*What to do*
The records that follow are to be repeated without alteration.

[Dataset listings of figures]
============

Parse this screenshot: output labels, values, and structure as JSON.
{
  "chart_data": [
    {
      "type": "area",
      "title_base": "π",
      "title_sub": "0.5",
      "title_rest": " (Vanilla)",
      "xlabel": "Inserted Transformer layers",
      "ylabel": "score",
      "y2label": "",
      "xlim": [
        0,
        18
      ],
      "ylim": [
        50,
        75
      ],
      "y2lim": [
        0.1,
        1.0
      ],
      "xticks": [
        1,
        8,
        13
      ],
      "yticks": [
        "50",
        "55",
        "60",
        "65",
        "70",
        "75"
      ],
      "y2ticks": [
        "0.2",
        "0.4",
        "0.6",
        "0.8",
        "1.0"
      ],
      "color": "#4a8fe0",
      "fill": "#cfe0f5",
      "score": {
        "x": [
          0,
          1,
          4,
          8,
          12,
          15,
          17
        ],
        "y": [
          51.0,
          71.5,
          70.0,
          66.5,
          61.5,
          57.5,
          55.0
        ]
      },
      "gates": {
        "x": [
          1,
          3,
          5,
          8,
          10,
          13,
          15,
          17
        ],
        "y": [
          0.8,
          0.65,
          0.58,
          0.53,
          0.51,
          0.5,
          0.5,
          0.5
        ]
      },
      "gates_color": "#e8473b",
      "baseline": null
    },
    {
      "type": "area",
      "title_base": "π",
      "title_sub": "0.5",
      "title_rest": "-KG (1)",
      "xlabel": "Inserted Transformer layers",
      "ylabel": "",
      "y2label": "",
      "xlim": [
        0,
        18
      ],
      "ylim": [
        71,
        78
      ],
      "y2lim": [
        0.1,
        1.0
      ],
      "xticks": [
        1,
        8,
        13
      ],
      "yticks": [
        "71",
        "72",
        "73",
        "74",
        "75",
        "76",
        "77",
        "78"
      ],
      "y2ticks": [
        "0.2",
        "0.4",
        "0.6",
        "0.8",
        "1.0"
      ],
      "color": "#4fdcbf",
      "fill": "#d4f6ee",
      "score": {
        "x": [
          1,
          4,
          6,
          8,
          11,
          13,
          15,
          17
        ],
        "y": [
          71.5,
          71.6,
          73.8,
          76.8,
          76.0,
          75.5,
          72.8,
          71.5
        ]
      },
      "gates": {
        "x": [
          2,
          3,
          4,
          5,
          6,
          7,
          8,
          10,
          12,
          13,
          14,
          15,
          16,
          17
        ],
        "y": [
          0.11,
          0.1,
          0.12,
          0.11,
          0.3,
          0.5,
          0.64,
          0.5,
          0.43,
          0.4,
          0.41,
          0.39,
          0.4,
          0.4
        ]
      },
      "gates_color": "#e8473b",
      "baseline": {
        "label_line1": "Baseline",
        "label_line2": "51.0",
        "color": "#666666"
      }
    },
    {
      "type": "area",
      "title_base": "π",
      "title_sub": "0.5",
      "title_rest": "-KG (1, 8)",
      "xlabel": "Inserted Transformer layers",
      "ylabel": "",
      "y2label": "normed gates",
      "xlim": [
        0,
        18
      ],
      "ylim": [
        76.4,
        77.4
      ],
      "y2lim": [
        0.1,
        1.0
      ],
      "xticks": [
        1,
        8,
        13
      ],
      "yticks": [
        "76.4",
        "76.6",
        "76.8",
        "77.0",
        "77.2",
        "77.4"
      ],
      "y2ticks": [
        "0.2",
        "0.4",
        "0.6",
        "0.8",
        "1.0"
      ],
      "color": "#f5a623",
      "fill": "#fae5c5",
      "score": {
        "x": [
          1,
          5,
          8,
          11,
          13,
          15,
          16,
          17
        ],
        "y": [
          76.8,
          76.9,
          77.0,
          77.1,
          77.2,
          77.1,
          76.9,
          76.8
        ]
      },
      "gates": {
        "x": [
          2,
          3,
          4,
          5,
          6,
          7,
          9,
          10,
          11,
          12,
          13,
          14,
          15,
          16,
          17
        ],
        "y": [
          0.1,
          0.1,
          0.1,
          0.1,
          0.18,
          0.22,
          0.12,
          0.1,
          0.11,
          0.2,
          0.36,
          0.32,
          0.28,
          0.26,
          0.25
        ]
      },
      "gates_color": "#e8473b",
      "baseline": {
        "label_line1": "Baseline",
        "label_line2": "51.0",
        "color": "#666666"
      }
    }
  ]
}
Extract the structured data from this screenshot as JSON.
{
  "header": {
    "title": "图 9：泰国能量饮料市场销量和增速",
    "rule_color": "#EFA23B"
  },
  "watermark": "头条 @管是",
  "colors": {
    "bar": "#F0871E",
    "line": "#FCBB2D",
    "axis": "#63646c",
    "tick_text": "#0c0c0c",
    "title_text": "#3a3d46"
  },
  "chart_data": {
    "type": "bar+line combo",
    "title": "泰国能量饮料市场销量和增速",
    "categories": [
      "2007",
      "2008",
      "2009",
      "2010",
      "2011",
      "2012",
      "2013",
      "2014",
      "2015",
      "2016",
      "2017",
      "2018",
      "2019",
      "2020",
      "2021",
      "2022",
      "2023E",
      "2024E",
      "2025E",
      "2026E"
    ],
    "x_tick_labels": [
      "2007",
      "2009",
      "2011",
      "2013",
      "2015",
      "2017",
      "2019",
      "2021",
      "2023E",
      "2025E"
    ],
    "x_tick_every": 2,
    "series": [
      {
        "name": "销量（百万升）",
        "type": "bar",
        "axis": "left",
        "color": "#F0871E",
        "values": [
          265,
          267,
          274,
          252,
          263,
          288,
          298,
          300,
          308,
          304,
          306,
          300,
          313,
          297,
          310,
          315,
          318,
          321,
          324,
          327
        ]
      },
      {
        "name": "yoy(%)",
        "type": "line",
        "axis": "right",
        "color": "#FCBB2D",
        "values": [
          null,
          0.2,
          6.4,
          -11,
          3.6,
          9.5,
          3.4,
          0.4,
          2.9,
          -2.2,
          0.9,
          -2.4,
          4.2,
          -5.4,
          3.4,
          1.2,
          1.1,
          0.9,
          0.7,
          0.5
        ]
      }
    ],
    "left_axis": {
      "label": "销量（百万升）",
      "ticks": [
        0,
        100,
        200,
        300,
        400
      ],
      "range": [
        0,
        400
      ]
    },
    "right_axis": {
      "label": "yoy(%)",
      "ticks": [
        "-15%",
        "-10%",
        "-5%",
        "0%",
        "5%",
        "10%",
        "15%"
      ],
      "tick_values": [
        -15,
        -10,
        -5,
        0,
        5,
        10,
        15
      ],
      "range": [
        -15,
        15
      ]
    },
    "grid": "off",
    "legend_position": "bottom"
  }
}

============

*The reply*
Parse this screenshot: output labels, values, and structure as JSON.
{
  "chart_data": [
    {
      "type": "area",
      "title_base": "π",
      "title_sub": "0.5",
      "title_rest": " (Vanilla)",
      "xlabel": "Inserted Transformer layers",
      "ylabel": "score",
      "y2label": "",
      "xlim": [
        0,
        18
      ],
      "ylim": [
        50,
        75
      ],
      "y2lim": [
        0.1,
        1.0
      ],
      "xticks": [
        1,
        8,
        13
      ],
      "yticks": [
        "50",
        "55",
        "60",
        "65",
        "70",
        "75"
      ],
      "y2ticks": [
        "0.2",
        "0.4",
        "0.6",
        "0.8",
        "1.0"
      ],
      "color": "#4a8fe0",
      "fill": "#cfe0f5",
      "score": {
        "x": [
          0,
          1,
          4,
          8,
          12,
          15,
          17
        ],
        "y": [
          51.0,
          71.5,
          70.0,
          66.5,
          61.5,
          57.5,
          55.0
        ]
      },
      "gates": {
        "x": [
          1,
          3,
          5,
          8,
          10,
          13,
          15,
          17
        ],
        "y": [
          0.8,
          0.65,
          0.58,
          0.53,
          0.51,
          0.5,
          0.5,
          0.5
        ]
      },
      "gates_color": "#e8473b",
      "baseline": null
    },
    {
      "type": "area",
      "title_base": "π",
      "title_sub": "0.5",
      "title_rest": "-KG (1)",
      "xlabel": "Inserted Transformer layers",
      "ylabel": "",
      "y2label": "",
      "xlim": [
        0,
        18
      ],
      "ylim": [
        71,
        78
      ],
      "y2lim": [
        0.1,
        1.0
      ],
      "xticks": [
        1,
        8,
        13
      ],
      "yticks": [
        "71",
        "72",
        "73",
        "74",
        "75",
        "76",
        "77",
        "78"
      ],
      "y2ticks": [
        "0.2",
        "0.4",
        "0.6",
        "0.8",
        "1.0"
      ],
      "color": "#4fdcbf",
      "fill": "#d4f6ee",
      "score": {
        "x": [
          1,
          4,
          6,
          8,
          11,
          13,
          15,
          17
        ],
        "y": [
          71.5,
          71.6,
          73.8,
          76.8,
          76.0,
          75.5,
          72.8,
          71.5
        ]
      },
      "gates": {
        "x": [
          2,
          3,
          4,
          5,
          6,
          7,
          8,
          10,
          12,
          13,
          14,
          15,
          16,
          17
        ],
        "y": [
          0.11,
          0.1,
          0.12,
          0.11,
          0.3,
          0.5,
          0.64,
          0.5,
          0.43,
          0.4,
          0.41,
          0.39,
          0.4,
          0.4
        ]
      },
      "gates_color": "#e8473b",
      "baseline": {
        "label_line1": "Baseline",
        "label_line2": "51.0",
        "color": "#666666"
      }
    },
    {
      "type": "area",
      "title_base": "π",
      "title_sub": "0.5",
      "title_rest": "-KG (1, 8)",
      "xlabel": "Inserted Transformer layers",
      "ylabel": "",
      "y2label": "normed gates",
      "xlim": [
        0,
        18
      ],
      "ylim": [
        76.4,
        77.4
      ],
      "y2lim": [
        0.1,
        1.0
      ],
      "xticks": [
        1,
        8,
        13
      ],
      "yticks": [
        "76.4",
        "76.6",
        "76.8",
        "77.0",
        "77.2",
        "77.4"
      ],
      "y2ticks": [
        "0.2",
        "0.4",
        "0.6",
        "0.8",
        "1.0"
      ],
      "color": "#f5a623",
      "fill": "#fae5c5",
      "score": {
        "x": [
          1,
          5,
          8,
          11,
          13,
          15,
          16,
          17
        ],
        "y": [
          76.8,
          76.9,
          77.0,
          77.1,
          77.2,
          77.1,
          76.9,
          76.8
        ]
      },
      "gates": {
        "x": [
          2,
          3,
          4,
          5,
          6,
          7,
          9,
          10,
          11,
          12,
          13,
          14,
          15,
          16,
          17
        ],
        "y": [
          0.1,
          0.1,
          0.1,
          0.1,
          0.18,
          0.22,
          0.12,
          0.1,
          0.11,
          0.2,
          0.36,
          0.32,
          0.28,
          0.26,
          0.25
        ]
      },
      "gates_color": "#e8473b",
      "baseline": {
        "label_line1": "Baseline",
        "label_line2": "51.0",
        "color": "#666666"
      }
    }
  ]
}
Extract the structured data from this screenshot as JSON.
{
  "header": {
    "title": "图 9：泰国能量饮料市场销量和增速",
    "rule_color": "#EFA23B"
  },
  "watermark": "头条 @管是",
  "colors": {
    "bar": "#F0871E",
    "line": "#FCBB2D",
    "axis": "#63646c",
    "tick_text": "#0c0c0c",
    "title_text": "#3a3d46"
  },
  "chart_data": {
    "type": "bar+line combo",
    "title": "泰国能量饮料市场销量和增速",
    "categories": [
      "2007",
      "2008",
      "2009",
      "2010",
      "2011",
      "2012",
      "2013",
      "2014",
      "2015",
      "2016",
      "2017",
      "2018",
      "2019",
      "2020",
      "2021",
      "2022",
      "2023E",
      "2024E",
      "2025E",
      "2026E"
    ],
    "x_tick_labels": [
      "2007",
      "2009",
      "2011",
      "2013",
      "2015",
      "2017",
      "2019",
      "2021",
      "2023E",
      "2025E"
    ],
    "x_tick_every": 2,
    "series": [
      {
        "name": "销量（百万升）",
        "type": "bar",
        "axis": "left",
        "color": "#F0871E",
        "values": [
          265,
          267,
          274,
          252,
          263,
          288,
          298,
          300,
          308,
          304,
          306,
          300,
          313,
          297,
          310,
          315,
          318,
          321,
          324,
          327
        ]
      },
      {
        "name": "yoy(%)",
        "type": "line",
        "axis": "right",
        "color": "#FCBB2D",
        "values": [
          null,
          0.2,
          6.4,
          -11,
          3.6,
          9.5,
          3.4,
          0.4,
          2.9,
          -2.2,
          0.9,
          -2.4,
          4.2,
          -5.4,
          3.4,
          1.2,
          1.1,
          0.9,
          0.7,
          0.5
        ]
      }
    ],
    "left_axis": {
      "label": "销量（百万升）",
      "ticks": [
        0,
        100,
        200,
        300,
        400
      ],
      "range": [
        0,
        400
      ]
    },
    "right_axis": {
      "label": "yoy(%)",
      "ticks": [
        "-15%",
        "-10%",
        "-5%",
        "0%",
        "5%",
        "10%",
        "15%"
      ],
      "tick_values": [
        -15,
        -10,
        -5,
        0,
        5,
        10,
        15
      ],
      "range": [
        -15,
        15
      ]
    },
    "grid": "off",
    "legend_position": "bottom"
  }
}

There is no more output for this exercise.